About Me

Ithaca, New York
MWF, now officially 42, loves long walks on the beach and laughing with friends ... oh, wait. By day, I'm a mid-level university administrator reluctant to be more specific on a public forum. Nights and weekends, though, I'm a homebody with strong nerdist leanings. I'm never happier than when I'm chatting around the fire, playing board games, cooking up some pasta, and/or road-tripping with my family and friends. I studied psychology and then labor economics in school, and I work in higher education. From time to time I get smug, obsessive, or just plain boring about some combination of these topics, especially when inequality, parenting, or consumer culture are involved. You have been warned.

Saturday, October 22, 2011

#86: The Gap Year

The Gap Year, by Sarah Bird (New York: Alfred A. Knopf, 2011)

Summary:
"From the widely-praised author of The Yokota Officers Club and The Flamenco Academy, a novel as hilarious as it is heartbreaking about a single mom and her seventeen-year-old daughter learning how to let go in that precious moment before college empties the nest.

"In The Gap Year, told with perfect pitch from both points of view, we meet Cam Lightsey, lactation consultant extraordinaire, a divorcee still secretly carrying a torch for the ex who dumped her, a suburban misfit who's given up her rebel dreams so her only child can get a good education.

"We also learn the secrets of Aubrey Lightsey, tired of being the dutiful, grade-grubbing band geek, ready to explode from wanting her 'real' life to begin, trying to figure out love with boys weaned on Internet porn.

--------------------------------

* [Direction 1]
Rewrite everything in the rows from the start down to the line containing "y-tick-label: 43000 — [275, 238, 396, 287]", replacing "bar" with "column" and leaving all else unchanged.
The blog page and the rows have nothing to do with each other.

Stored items
--------------------------------

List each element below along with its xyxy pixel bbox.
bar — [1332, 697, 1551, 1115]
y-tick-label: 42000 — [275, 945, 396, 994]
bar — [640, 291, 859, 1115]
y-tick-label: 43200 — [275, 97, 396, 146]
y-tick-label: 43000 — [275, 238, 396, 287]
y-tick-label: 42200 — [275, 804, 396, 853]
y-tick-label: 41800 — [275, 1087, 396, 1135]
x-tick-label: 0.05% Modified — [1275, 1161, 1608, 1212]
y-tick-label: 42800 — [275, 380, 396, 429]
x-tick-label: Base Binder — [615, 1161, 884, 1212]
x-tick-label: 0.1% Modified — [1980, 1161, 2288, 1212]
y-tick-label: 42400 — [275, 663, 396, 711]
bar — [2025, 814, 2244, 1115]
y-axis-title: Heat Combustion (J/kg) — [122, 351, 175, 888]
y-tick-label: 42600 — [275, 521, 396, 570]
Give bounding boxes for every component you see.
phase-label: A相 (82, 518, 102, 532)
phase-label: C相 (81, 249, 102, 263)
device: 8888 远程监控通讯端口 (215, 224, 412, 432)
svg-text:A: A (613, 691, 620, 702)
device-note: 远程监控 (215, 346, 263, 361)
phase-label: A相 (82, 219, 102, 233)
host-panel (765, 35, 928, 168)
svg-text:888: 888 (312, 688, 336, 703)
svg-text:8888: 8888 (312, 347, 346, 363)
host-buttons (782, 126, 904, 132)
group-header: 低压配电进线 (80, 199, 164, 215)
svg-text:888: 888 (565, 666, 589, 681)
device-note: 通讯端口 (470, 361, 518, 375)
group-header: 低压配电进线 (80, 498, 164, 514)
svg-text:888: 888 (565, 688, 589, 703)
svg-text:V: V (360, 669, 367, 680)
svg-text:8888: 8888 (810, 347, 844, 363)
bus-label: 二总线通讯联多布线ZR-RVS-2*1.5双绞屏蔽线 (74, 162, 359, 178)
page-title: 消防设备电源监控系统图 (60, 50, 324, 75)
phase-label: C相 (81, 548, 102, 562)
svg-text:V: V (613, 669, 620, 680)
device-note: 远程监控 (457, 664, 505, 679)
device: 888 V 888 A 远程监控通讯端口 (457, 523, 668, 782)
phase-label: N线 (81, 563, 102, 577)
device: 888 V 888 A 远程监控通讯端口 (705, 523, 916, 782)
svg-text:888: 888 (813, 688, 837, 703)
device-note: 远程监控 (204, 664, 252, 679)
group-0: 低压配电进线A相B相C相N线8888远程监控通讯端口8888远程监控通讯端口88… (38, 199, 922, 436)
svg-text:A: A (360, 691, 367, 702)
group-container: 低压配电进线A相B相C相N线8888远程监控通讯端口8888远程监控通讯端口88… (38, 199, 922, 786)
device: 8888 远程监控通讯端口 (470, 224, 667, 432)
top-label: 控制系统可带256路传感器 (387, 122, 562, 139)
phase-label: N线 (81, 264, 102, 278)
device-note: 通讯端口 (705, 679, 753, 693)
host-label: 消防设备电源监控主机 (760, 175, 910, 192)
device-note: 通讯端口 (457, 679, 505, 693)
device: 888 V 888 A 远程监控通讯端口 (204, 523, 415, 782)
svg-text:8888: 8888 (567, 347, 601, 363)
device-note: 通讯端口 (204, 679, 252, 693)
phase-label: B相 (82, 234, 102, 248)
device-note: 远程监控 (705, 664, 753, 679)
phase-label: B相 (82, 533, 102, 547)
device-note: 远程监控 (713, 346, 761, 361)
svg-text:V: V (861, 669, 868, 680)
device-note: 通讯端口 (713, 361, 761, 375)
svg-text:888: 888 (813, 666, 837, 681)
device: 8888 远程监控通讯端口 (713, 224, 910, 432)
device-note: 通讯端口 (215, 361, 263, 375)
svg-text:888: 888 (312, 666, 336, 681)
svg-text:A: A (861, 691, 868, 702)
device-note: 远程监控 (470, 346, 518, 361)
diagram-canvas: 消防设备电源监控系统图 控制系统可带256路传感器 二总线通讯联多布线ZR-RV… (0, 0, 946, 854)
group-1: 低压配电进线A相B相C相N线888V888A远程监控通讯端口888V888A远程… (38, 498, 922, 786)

--------------------------------

* [Direction 2]
Print everything in the blog page from "Ithaca, New York" down to "have been warned.", unchanged.

* [Exercise output 1]
List each element below along with its xyxy pixel bbox.
column — [1332, 697, 1551, 1115]
y-tick-label: 42000 — [275, 945, 396, 994]
column — [640, 291, 859, 1115]
y-tick-label: 43200 — [275, 97, 396, 146]
y-tick-label: 43000 — [275, 238, 396, 287]

* [Exercise output 2]
Ithaca, New York
MWF, now officially 42, loves long walks on the beach and laughing with friends ... oh, wait. By day, I'm a mid-level university administrator reluctant to be more specific on a public forum. Nights and weekends, though, I'm a homebody with strong nerdist leanings. I'm never happier than when I'm chatting around the fire, playing board games, cooking up some pasta, and/or road-tripping with my family and friends. I studied psychology and then labor economics in school, and I work in higher education. From time to time I get smug, obsessive, or just plain boring about some combination of these topics, especially when inequality, parenting, or consumer culture are involved. You have been warned.